What the exercise asks
Return all of the entries exactly as written.
──────── Excerpted records ────────
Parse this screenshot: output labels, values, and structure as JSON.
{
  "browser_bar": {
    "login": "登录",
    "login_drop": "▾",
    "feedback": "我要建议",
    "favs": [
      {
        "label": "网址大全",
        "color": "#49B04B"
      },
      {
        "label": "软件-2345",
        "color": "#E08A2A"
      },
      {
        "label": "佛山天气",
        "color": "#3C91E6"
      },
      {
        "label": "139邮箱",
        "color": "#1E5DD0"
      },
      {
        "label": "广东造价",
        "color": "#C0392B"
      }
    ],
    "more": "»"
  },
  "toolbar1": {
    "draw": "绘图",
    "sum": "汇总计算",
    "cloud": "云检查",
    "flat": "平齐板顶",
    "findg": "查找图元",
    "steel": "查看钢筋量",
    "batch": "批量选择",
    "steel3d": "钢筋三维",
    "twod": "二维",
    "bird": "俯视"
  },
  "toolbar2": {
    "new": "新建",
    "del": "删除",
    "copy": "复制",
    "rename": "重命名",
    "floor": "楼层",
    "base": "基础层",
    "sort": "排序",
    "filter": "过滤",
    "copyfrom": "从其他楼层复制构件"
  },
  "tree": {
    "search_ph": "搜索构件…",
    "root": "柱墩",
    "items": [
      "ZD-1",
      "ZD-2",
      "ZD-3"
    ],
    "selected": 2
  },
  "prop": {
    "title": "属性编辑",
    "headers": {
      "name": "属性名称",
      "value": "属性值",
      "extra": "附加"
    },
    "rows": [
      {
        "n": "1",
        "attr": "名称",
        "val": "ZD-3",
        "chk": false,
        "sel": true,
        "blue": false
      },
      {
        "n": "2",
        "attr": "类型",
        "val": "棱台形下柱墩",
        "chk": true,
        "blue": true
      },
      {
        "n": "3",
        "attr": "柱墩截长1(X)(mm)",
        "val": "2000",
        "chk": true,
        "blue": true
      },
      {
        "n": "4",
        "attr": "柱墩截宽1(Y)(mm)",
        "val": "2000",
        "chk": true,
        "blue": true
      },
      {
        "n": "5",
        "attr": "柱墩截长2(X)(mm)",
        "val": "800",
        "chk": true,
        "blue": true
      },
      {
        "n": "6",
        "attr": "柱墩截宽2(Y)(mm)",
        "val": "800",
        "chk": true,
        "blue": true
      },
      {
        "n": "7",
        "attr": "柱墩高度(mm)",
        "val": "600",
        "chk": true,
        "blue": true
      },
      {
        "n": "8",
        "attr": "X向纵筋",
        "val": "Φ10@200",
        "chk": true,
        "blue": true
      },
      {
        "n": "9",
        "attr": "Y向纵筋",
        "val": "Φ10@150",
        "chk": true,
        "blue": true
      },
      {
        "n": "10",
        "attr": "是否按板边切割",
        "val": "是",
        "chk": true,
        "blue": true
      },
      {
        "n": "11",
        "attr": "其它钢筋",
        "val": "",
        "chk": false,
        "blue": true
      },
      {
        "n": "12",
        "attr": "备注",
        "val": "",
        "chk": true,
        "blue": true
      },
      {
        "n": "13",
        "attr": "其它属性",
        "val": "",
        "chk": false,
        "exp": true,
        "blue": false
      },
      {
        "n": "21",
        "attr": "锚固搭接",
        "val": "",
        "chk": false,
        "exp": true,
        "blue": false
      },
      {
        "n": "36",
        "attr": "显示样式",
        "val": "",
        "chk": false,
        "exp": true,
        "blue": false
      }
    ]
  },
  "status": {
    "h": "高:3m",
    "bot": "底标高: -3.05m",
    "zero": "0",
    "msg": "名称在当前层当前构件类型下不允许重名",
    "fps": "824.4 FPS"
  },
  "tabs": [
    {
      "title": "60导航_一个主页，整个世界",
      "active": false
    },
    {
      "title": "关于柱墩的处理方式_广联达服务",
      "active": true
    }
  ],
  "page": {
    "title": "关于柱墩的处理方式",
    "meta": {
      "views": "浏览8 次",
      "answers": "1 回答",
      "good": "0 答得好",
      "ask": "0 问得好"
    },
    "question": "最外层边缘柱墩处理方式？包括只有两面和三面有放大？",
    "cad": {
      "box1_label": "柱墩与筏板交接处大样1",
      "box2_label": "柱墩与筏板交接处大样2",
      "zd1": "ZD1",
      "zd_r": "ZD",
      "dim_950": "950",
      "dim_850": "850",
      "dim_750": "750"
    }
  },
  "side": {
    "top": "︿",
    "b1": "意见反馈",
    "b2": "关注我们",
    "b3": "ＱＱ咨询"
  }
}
────────
In response
Parse this screenshot: output labels, values, and structure as JSON.
{
  "browser_bar": {
    "login": "登录",
    "login_drop": "▾",
    "feedback": "我要建议",
    "favs": [
      {
        "label": "网址大全",
        "color": "#49B04B"
      },
      {
        "label": "软件-2345",
        "color": "#E08A2A"
      },
      {
        "label": "佛山天气",
        "color": "#3C91E6"
      },
      {
        "label": "139邮箱",
        "color": "#1E5DD0"
      },
      {
        "label": "广东造价",
        "color": "#C0392B"
      }
    ],
    "more": "»"
  },
  "toolbar1": {
    "draw": "绘图",
    "sum": "汇总计算",
    "cloud": "云检查",
    "flat": "平齐板顶",
    "findg": "查找图元",
    "steel": "查看钢筋量",
    "batch": "批量选择",
    "steel3d": "钢筋三维",
    "twod": "二维",
    "bird": "俯视"
  },
  "toolbar2": {
    "new": "新建",
    "del": "删除",
    "copy": "复制",
    "rename": "重命名",
    "floor": "楼层",
    "base": "基础层",
    "sort": "排序",
    "filter": "过滤",
    "copyfrom": "从其他楼层复制构件"
  },
  "tree": {
    "search_ph": "搜索构件…",
    "root": "柱墩",
    "items": [
      "ZD-1",
      "ZD-2",
      "ZD-3"
    ],
    "selected": 2
  },
  "prop": {
    "title": "属性编辑",
    "headers": {
      "name": "属性名称",
      "value": "属性值",
      "extra": "附加"
    },
    "rows": [
      {
        "n": "1",
        "attr": "名称",
        "val": "ZD-3",
        "chk": false,
        "sel": true,
        "blue": false
      },
      {
        "n": "2",
        "attr": "类型",
        "val": "棱台形下柱墩",
        "chk": true,
        "blue": true
      },
      {
        "n": "3",
        "attr": "柱墩截长1(X)(mm)",
        "val": "2000",
        "chk": true,
        "blue": true
      },
      {
        "n": "4",
        "attr": "柱墩截宽1(Y)(mm)",
        "val": "2000",
        "chk": true,
        "blue": true
      },
      {
        "n": "5",
        "attr": "柱墩截长2(X)(mm)",
        "val": "800",
        "chk": true,
        "blue": true
      },
      {
        "n": "6",
        "attr": "柱墩截宽2(Y)(mm)",
        "val": "800",
        "chk": true,
        "blue": true
      },
      {
        "n": "7",
        "attr": "柱墩高度(mm)",
        "val": "600",
        "chk": true,
        "blue": true
      },
      {
        "n": "8",
        "attr": "X向纵筋",
        "val": "Φ10@200",
        "chk": true,
        "blue": true
      },
      {
        "n": "9",
        "attr": "Y向纵筋",
        "val": "Φ10@150",
        "chk": true,
        "blue": true
      },
      {
        "n": "10",
        "attr": "是否按板边切割",
        "val": "是",
        "chk": true,
        "blue": true
      },
      {
        "n": "11",
        "attr": "其它钢筋",
        "val": "",
        "chk": false,
        "blue": true
      },
      {
        "n": "12",
        "attr": "备注",
        "val": "",
        "chk": true,
        "blue": true
      },
      {
        "n": "13",
        "attr": "其它属性",
        "val": "",
        "chk": false,
        "exp": true,
        "blue": false
      },
      {
        "n": "21",
        "attr": "锚固搭接",
        "val": "",
        "chk": false,
        "exp": true,
        "blue": false
      },
      {
        "n": "36",
        "attr": "显示样式",
        "val": "",
        "chk": false,
        "exp": true,
        "blue": false
      }
    ]
  },
  "status": {
    "h": "高:3m",
    "bot": "底标高: -3.05m",
    "zero": "0",
    "msg": "名称在当前层当前构件类型下不允许重名",
    "fps": "824.4 FPS"
  },
  "tabs": [
    {
      "title": "60导航_一个主页，整个世界",
      "active": false
    },
    {
      "title": "关于柱墩的处理方式_广联达服务",
      "active": true
    }
  ],
  "page": {
    "title": "关于柱墩的处理方式",
    "meta": {
      "views": "浏览8 次",
      "answers": "1 回答",
      "good": "0 答得好",
      "ask": "0 问得好"
    },
    "question": "最外层边缘柱墩处理方式？包括只有两面和三面有放大？",
    "cad": {
      "box1_label": "柱墩与筏板交接处大样1",
      "box2_label": "柱墩与筏板交接处大样2",
      "zd1": "ZD1",
      "zd_r": "ZD",
      "dim_950": "950",
      "dim_850": "850",
      "dim_750": "750"
    }
  },
  "side": {
    "top": "︿",
    "b1": "意见反馈",
    "b2": "关注我们",
    "b3": "ＱＱ咨询"
  }
}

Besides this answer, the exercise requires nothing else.